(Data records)
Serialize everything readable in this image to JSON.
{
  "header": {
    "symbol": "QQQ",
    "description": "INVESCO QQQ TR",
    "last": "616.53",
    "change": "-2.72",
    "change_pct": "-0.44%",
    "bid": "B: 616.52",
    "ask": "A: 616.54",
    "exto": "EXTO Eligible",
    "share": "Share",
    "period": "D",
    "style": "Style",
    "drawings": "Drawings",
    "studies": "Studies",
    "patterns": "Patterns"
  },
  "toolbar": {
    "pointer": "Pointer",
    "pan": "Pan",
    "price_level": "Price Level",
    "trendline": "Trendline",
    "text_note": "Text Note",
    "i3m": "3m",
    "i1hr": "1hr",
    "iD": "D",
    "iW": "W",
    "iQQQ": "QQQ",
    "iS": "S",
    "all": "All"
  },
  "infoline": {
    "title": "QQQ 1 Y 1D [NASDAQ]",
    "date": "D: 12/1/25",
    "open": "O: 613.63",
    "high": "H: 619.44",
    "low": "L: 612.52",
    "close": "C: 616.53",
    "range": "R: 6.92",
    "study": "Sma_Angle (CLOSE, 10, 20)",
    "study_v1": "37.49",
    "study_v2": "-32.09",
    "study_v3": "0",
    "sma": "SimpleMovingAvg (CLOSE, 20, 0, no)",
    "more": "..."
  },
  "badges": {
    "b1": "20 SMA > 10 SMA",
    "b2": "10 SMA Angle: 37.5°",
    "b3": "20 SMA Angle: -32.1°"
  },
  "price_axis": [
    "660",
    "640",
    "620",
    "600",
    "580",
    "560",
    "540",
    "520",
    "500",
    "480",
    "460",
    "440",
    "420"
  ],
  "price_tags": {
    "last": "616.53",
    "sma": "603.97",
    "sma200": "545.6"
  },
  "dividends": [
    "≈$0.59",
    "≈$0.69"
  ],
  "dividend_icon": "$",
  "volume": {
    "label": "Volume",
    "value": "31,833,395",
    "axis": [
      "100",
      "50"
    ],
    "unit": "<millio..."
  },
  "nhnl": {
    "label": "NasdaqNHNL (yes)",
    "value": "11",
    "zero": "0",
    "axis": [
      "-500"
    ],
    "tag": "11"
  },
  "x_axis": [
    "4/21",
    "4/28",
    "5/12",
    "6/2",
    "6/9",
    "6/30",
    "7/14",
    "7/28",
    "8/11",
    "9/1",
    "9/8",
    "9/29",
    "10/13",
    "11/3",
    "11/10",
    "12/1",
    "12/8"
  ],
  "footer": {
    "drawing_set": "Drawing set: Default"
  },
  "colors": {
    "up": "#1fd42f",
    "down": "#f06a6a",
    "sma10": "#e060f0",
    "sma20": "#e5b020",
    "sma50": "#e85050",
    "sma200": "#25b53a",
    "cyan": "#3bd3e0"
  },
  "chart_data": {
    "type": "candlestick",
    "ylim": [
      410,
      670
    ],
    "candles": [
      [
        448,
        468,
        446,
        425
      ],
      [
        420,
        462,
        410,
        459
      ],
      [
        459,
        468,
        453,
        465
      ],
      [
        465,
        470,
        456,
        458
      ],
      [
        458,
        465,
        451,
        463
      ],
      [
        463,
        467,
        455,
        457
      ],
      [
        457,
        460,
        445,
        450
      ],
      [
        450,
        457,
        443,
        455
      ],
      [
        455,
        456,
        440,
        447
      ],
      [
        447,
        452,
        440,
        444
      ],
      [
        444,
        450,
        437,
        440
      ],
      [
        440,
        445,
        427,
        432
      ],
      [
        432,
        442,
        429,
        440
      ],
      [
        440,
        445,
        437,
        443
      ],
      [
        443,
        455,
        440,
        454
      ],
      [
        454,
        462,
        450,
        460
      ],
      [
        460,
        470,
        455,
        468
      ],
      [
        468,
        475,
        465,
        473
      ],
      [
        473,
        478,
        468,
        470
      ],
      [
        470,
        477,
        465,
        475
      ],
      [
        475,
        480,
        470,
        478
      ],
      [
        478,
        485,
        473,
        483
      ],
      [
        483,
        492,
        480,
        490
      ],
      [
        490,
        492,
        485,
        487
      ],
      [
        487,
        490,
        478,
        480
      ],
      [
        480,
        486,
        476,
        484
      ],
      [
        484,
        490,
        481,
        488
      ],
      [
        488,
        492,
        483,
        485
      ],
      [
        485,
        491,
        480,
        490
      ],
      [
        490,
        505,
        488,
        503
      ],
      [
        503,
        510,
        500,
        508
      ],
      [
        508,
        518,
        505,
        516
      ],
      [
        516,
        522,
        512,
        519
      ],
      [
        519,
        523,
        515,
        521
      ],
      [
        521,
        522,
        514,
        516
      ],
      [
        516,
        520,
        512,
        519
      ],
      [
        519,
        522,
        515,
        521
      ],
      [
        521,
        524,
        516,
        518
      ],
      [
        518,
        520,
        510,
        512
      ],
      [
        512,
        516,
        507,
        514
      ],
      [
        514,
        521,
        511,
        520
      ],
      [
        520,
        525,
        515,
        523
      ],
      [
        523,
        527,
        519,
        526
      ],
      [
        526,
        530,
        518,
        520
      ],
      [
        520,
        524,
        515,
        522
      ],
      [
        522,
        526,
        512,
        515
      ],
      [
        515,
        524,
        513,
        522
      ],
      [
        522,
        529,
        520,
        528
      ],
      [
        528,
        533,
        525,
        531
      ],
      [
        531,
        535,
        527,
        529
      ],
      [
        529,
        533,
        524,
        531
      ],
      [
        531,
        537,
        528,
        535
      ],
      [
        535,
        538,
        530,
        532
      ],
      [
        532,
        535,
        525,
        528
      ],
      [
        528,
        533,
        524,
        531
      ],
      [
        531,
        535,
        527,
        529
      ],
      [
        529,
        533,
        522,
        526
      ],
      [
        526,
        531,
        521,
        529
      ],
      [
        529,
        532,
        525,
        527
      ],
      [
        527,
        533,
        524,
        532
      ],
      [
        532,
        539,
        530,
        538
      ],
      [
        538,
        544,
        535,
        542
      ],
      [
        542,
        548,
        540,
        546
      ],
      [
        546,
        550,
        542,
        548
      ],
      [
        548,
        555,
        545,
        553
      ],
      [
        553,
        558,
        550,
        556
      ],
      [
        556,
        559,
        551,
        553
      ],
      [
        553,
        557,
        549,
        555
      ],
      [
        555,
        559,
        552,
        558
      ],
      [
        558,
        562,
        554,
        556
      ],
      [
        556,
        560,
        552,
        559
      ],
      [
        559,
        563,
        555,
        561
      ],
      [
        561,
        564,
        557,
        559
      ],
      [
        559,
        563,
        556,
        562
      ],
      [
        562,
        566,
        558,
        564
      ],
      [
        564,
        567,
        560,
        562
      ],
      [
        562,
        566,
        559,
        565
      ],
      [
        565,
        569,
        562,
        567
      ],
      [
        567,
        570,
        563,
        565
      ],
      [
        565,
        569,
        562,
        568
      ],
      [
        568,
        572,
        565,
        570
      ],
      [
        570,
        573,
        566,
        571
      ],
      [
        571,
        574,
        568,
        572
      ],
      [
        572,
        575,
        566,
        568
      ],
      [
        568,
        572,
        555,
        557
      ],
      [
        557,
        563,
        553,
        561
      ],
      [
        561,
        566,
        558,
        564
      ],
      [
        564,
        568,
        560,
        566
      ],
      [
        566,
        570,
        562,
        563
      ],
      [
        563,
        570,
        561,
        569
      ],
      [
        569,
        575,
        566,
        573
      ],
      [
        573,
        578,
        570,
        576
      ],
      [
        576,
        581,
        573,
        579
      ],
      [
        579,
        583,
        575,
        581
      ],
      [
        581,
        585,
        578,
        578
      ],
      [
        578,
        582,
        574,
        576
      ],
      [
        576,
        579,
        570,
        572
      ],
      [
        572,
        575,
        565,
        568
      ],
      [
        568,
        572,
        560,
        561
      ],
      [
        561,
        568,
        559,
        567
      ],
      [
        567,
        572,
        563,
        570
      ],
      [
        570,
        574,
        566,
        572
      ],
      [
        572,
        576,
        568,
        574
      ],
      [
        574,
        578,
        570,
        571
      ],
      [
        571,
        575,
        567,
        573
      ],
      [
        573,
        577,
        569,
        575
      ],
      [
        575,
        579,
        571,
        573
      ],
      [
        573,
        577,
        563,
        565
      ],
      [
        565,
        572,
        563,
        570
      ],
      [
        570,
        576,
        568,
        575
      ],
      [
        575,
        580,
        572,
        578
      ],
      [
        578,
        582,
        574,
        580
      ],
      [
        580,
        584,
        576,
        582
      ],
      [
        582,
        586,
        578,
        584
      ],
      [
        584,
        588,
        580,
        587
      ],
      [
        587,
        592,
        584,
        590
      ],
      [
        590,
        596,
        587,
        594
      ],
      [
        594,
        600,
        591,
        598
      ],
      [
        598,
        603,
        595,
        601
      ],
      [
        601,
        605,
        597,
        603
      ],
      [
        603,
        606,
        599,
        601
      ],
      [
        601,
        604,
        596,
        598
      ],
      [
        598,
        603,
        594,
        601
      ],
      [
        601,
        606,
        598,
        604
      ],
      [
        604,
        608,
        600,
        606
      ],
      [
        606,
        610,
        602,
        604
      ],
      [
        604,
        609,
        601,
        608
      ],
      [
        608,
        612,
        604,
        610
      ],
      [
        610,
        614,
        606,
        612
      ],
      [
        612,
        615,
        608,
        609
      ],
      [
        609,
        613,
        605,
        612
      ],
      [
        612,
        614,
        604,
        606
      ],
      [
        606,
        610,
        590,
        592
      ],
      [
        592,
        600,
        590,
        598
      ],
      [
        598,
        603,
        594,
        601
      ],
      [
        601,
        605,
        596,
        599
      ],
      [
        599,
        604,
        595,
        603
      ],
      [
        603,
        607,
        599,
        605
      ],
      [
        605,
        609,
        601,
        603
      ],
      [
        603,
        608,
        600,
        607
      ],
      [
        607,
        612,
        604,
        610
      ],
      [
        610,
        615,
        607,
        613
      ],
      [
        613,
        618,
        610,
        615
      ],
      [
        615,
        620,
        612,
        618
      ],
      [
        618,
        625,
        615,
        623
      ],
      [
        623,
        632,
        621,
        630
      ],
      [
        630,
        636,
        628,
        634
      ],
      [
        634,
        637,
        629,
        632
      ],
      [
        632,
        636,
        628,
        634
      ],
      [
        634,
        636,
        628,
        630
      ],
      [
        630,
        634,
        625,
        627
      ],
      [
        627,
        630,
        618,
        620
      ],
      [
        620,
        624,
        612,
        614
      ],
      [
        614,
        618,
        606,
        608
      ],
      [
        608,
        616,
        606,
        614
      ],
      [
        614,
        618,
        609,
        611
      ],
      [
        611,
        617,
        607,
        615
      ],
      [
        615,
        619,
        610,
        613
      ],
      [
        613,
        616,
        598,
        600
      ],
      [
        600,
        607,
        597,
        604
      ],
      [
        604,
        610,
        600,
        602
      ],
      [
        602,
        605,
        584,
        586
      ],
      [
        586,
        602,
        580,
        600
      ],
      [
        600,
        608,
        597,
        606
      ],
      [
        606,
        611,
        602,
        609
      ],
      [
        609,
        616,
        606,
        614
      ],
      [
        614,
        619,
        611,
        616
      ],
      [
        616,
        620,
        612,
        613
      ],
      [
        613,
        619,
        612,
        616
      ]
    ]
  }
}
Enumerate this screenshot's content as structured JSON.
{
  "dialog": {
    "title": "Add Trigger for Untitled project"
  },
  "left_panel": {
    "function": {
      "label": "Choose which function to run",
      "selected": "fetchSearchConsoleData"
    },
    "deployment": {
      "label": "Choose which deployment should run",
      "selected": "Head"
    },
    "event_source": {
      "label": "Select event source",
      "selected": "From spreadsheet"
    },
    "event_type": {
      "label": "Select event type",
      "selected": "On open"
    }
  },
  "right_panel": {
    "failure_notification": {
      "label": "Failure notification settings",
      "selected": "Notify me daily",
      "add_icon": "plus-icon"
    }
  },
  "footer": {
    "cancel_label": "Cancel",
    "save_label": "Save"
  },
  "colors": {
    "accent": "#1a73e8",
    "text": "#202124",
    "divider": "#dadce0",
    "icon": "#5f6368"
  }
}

◆ Exercise instructions
Extract, from the material above, each line holding the word "Choose".

◆ Exercise output
      "label": "Choose which function to run",
      "label": "Choose which deployment should run",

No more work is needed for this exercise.